Extract all of the entries and set them down verbatim.
* * * * * * * * *
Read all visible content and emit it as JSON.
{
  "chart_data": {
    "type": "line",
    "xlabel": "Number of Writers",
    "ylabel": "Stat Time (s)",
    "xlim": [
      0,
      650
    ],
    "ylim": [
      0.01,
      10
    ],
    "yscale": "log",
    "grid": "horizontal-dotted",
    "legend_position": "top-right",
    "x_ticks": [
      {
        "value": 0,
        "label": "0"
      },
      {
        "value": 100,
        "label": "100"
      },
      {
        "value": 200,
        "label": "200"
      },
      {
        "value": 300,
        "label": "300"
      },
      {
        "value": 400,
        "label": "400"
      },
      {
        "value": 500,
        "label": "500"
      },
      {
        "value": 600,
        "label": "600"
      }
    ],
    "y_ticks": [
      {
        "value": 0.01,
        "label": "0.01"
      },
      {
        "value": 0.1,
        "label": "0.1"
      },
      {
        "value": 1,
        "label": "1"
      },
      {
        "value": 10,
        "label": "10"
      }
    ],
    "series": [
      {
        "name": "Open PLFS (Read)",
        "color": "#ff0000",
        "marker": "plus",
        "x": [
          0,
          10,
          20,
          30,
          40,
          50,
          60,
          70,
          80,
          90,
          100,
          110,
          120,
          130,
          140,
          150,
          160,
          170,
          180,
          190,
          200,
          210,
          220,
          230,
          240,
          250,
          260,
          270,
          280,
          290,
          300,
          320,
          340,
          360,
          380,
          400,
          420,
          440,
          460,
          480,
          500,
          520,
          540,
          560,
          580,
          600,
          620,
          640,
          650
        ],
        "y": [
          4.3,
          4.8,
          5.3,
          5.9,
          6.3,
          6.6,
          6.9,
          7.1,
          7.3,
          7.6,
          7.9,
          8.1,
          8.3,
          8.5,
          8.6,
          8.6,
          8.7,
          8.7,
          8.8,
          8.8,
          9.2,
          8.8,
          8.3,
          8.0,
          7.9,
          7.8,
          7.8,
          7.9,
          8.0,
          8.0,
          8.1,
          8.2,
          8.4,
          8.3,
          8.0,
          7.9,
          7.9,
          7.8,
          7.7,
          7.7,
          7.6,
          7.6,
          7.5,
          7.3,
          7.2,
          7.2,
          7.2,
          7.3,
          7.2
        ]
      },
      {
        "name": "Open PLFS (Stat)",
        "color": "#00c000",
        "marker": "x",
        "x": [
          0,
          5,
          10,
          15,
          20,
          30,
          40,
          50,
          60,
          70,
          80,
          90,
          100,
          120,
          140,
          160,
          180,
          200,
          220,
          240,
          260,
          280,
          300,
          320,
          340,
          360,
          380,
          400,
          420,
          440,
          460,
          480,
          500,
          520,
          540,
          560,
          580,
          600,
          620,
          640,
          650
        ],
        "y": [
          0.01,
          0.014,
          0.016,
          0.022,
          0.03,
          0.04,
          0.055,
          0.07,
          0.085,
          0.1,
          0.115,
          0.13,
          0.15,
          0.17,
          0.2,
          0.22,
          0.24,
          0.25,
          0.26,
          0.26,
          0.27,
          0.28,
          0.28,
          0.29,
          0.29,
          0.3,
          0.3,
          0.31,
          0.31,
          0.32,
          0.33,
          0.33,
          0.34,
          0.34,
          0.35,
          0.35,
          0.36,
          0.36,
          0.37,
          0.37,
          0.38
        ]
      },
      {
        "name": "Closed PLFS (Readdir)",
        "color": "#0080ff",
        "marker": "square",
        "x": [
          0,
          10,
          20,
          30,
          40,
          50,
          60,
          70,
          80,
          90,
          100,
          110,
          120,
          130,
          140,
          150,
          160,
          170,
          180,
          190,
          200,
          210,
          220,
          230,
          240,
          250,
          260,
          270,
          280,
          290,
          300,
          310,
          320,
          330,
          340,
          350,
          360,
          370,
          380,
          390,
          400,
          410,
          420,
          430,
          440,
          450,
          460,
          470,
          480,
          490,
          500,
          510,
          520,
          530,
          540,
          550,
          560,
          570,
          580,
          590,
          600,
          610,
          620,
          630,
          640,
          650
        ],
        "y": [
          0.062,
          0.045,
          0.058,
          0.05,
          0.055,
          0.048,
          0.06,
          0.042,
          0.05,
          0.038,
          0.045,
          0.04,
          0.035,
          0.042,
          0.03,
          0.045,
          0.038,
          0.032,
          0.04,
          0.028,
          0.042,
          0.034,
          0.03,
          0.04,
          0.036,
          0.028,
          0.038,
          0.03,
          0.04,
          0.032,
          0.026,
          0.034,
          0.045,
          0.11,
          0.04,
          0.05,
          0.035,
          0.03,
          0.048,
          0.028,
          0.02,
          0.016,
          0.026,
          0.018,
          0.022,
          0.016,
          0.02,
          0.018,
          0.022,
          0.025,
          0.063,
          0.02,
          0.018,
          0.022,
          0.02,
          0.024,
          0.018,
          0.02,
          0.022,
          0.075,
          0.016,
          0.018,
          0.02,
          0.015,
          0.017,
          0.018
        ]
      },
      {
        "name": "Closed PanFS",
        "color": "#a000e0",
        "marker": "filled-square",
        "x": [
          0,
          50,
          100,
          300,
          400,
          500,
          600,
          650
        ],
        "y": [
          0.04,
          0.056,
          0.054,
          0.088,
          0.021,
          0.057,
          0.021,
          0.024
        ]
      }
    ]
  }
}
* * * * * * * * *
[Expected output]:
Read all visible content and emit it as JSON.
{
  "chart_data": {
    "type": "line",
    "xlabel": "Number of Writers",
    "ylabel": "Stat Time (s)",
    "xlim": [
      0,
      650
    ],
    "ylim": [
      0.01,
      10
    ],
    "yscale": "log",
    "grid": "horizontal-dotted",
    "legend_position": "top-right",
    "x_ticks": [
      {
        "value": 0,
        "label": "0"
      },
      {
        "value": 100,
        "label": "100"
      },
      {
        "value": 200,
        "label": "200"
      },
      {
        "value": 300,
        "label": "300"
      },
      {
        "value": 400,
        "label": "400"
      },
      {
        "value": 500,
        "label": "500"
      },
      {
        "value": 600,
        "label": "600"
      }
    ],
    "y_ticks": [
      {
        "value": 0.01,
        "label": "0.01"
      },
      {
        "value": 0.1,
        "label": "0.1"
      },
      {
        "value": 1,
        "label": "1"
      },
      {
        "value": 10,
        "label": "10"
      }
    ],
    "series": [
      {
        "name": "Open PLFS (Read)",
        "color": "#ff0000",
        "marker": "plus",
        "x": [
          0,
          10,
          20,
          30,
          40,
          50,
          60,
          70,
          80,
          90,
          100,
          110,
          120,
          130,
          140,
          150,
          160,
          170,
          180,
          190,
          200,
          210,
          220,
          230,
          240,
          250,
          260,
          270,
          280,
          290,
          300,
          320,
          340,
          360,
          380,
          400,
          420,
          440,
          460,
          480,
          500,
          520,
          540,
          560,
          580,
          600,
          620,
          640,
          650
        ],
        "y": [
          4.3,
          4.8,
          5.3,
          5.9,
          6.3,
          6.6,
          6.9,
          7.1,
          7.3,
          7.6,
          7.9,
          8.1,
          8.3,
          8.5,
          8.6,
          8.6,
          8.7,
          8.7,
          8.8,
          8.8,
          9.2,
          8.8,
          8.3,
          8.0,
          7.9,
          7.8,
          7.8,
          7.9,
          8.0,
          8.0,
          8.1,
          8.2,
          8.4,
          8.3,
          8.0,
          7.9,
          7.9,
          7.8,
          7.7,
          7.7,
          7.6,
          7.6,
          7.5,
          7.3,
          7.2,
          7.2,
          7.2,
          7.3,
          7.2
        ]
      },
      {
        "name": "Open PLFS (Stat)",
        "color": "#00c000",
        "marker": "x",
        "x": [
          0,
          5,
          10,
          15,
          20,
          30,
          40,
          50,
          60,
          70,
          80,
          90,
          100,
          120,
          140,
          160,
          180,
          200,
          220,
          240,
          260,
          280,
          300,
          320,
          340,
          360,
          380,
          400,
          420,
          440,
          460,
          480,
          500,
          520,
          540,
          560,
          580,
          600,
          620,
          640,
          650
        ],
        "y": [
          0.01,
          0.014,
          0.016,
          0.022,
          0.03,
          0.04,
          0.055,
          0.07,
          0.085,
          0.1,
          0.115,
          0.13,
          0.15,
          0.17,
          0.2,
          0.22,
          0.24,
          0.25,
          0.26,
          0.26,
          0.27,
          0.28,
          0.28,
          0.29,
          0.29,
          0.3,
          0.3,
          0.31,
          0.31,
          0.32,
          0.33,
          0.33,
          0.34,
          0.34,
          0.35,
          0.35,
          0.36,
          0.36,
          0.37,
          0.37,
          0.38
        ]
      },
      {
        "name": "Closed PLFS (Readdir)",
        "color": "#0080ff",
        "marker": "square",
        "x": [
          0,
          10,
          20,
          30,
          40,
          50,
          60,
          70,
          80,
          90,
          100,
          110,
          120,
          130,
          140,
          150,
          160,
          170,
          180,
          190,
          200,
          210,
          220,
          230,
          240,
          250,
          260,
          270,
          280,
          290,
          300,
          310,
          320,
          330,
          340,
          350,
          360,
          370,
          380,
          390,
          400,
          410,
          420,
          430,
          440,
          450,
          460,
          470,
          480,
          490,
          500,
          510,
          520,
          530,
          540,
          550,
          560,
          570,
          580,
          590,
          600,
          610,
          620,
          630,
          640,
          650
        ],
        "y": [
          0.062,
          0.045,
          0.058,
          0.05,
          0.055,
          0.048,
          0.06,
          0.042,
          0.05,
          0.038,
          0.045,
          0.04,
          0.035,
          0.042,
          0.03,
          0.045,
          0.038,
          0.032,
          0.04,
          0.028,
          0.042,
          0.034,
          0.03,
          0.04,
          0.036,
          0.028,
          0.038,
          0.03,
          0.04,
          0.032,
          0.026,
          0.034,
          0.045,
          0.11,
          0.04,
          0.05,
          0.035,
          0.03,
          0.048,
          0.028,
          0.02,
          0.016,
          0.026,
          0.018,
          0.022,
          0.016,
          0.02,
          0.018,
          0.022,
          0.025,
          0.063,
          0.02,
          0.018,
          0.022,
          0.02,
          0.024,
          0.018,
          0.02,
          0.022,
          0.075,
          0.016,
          0.018,
          0.02,
          0.015,
          0.017,
          0.018
        ]
      },
      {
        "name": "Closed PanFS",
        "color": "#a000e0",
        "marker": "filled-square",
        "x": [
          0,
          50,
          100,
          300,
          400,
          500,
          600,
          650
        ],
        "y": [
          0.04,
          0.056,
          0.054,
          0.088,
          0.021,
          0.057,
          0.021,
          0.024
        ]
      }
    ]
  }
}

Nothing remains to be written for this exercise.